* Start WORKING DATA *

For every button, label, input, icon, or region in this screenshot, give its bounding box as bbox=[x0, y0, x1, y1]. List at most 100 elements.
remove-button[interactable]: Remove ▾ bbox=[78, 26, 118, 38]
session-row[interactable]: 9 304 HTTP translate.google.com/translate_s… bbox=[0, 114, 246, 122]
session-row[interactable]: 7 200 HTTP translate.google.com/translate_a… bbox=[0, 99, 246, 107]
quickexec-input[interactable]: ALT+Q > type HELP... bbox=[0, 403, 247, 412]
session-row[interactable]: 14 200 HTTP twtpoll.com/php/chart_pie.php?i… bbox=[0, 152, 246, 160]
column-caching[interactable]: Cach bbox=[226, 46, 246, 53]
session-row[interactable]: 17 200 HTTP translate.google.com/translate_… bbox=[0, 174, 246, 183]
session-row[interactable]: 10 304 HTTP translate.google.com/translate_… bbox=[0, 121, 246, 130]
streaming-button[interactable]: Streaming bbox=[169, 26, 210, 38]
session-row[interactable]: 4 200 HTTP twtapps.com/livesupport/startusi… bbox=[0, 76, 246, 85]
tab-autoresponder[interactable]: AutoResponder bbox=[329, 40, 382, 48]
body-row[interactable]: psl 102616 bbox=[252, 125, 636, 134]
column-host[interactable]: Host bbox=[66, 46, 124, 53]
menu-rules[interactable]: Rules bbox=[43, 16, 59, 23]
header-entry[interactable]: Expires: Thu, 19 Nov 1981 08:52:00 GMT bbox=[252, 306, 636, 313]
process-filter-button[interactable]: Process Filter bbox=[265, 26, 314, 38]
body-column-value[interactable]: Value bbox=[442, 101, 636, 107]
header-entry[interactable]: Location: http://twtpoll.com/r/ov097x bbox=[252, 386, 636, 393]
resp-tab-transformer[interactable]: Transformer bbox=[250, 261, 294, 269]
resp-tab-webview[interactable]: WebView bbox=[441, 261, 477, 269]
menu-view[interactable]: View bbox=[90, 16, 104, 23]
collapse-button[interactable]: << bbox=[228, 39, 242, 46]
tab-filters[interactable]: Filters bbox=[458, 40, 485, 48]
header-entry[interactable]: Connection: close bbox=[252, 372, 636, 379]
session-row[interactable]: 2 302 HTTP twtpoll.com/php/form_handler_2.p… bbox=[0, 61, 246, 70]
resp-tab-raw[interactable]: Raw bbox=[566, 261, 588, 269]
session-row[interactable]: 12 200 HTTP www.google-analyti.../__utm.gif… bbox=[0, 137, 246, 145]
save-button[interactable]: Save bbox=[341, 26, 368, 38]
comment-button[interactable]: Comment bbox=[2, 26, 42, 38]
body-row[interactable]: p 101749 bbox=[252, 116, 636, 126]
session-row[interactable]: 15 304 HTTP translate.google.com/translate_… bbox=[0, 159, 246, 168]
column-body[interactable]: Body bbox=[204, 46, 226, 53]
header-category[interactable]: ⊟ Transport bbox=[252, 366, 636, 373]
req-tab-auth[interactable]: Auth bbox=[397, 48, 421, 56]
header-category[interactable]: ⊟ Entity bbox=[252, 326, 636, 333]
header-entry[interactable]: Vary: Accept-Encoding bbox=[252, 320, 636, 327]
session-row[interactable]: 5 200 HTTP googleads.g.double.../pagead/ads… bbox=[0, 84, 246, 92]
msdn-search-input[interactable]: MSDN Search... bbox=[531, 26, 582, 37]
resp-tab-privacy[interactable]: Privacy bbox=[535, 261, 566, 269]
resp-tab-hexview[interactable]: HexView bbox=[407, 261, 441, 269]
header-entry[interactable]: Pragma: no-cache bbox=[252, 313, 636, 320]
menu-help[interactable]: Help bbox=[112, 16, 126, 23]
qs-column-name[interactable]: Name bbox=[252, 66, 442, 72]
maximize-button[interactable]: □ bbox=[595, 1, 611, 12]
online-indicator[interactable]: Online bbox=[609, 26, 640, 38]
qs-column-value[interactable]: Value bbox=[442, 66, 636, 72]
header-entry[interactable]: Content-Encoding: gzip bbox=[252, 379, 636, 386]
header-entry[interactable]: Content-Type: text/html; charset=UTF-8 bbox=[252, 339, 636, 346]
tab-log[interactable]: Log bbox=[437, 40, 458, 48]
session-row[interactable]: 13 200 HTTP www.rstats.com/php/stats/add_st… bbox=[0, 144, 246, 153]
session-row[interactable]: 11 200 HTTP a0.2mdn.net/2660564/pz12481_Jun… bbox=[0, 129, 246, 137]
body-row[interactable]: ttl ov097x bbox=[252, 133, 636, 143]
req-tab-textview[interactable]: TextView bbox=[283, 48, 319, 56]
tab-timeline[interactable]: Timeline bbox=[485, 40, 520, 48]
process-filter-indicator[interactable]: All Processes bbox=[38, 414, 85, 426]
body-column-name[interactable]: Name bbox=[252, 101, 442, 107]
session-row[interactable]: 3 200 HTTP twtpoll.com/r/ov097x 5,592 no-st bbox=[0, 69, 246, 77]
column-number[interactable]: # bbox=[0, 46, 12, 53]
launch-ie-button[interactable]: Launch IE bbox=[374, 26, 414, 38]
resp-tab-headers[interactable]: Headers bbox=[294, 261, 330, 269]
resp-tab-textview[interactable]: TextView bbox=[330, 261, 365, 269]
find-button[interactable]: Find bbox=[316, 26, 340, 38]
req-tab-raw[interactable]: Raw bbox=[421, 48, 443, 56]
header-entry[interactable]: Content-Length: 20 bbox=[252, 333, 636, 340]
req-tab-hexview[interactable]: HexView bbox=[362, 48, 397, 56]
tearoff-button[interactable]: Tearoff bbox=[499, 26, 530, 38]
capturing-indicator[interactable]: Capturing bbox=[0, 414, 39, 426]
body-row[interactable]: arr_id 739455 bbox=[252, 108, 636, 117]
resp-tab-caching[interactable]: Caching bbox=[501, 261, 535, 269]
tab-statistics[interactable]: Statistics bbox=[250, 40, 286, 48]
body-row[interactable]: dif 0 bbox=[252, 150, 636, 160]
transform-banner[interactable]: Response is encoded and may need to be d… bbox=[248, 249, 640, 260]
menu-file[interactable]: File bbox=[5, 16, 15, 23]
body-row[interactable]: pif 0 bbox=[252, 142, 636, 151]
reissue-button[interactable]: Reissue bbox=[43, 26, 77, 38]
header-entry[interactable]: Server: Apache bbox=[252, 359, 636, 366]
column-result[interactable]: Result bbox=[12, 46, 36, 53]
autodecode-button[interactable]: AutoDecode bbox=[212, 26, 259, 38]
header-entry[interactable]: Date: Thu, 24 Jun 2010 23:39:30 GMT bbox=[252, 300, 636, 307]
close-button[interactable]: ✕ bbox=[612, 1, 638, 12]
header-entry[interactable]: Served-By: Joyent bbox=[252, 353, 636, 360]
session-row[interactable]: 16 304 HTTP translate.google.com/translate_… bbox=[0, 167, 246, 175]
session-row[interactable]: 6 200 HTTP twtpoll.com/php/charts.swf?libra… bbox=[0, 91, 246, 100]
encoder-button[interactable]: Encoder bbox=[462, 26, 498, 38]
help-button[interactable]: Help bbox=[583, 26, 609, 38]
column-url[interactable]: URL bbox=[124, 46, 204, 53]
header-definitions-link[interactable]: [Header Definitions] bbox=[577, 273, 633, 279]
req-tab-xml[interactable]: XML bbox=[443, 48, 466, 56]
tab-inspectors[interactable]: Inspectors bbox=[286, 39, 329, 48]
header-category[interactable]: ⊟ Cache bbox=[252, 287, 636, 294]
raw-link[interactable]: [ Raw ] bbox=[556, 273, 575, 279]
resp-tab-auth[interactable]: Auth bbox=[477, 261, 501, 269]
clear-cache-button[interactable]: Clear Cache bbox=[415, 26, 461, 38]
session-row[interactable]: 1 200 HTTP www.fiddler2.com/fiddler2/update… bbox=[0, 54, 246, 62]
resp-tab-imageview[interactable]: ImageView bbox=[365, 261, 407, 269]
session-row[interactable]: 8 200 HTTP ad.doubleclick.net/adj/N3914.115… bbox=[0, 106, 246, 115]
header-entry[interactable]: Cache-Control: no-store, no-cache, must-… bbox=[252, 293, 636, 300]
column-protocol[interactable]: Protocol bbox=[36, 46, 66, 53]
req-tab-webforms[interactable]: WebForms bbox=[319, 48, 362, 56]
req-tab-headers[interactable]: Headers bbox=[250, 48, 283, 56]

* End WORKING DATA *

## STATED PROBLEM
Transcribe the records above verbatim, from their first line up to and including the line containing "session-row[interactable]: 9 304".

## SOLUTION FOR THIS TASK
For every button, label, input, icon, or region in this screenshot, give its bounding box as bbox=[x0, y0, x1, y1]. List at most 100 elements.
remove-button[interactable]: Remove ▾ bbox=[78, 26, 118, 38]
session-row[interactable]: 9 304 HTTP translate.google.com/translate_s… bbox=[0, 114, 246, 122]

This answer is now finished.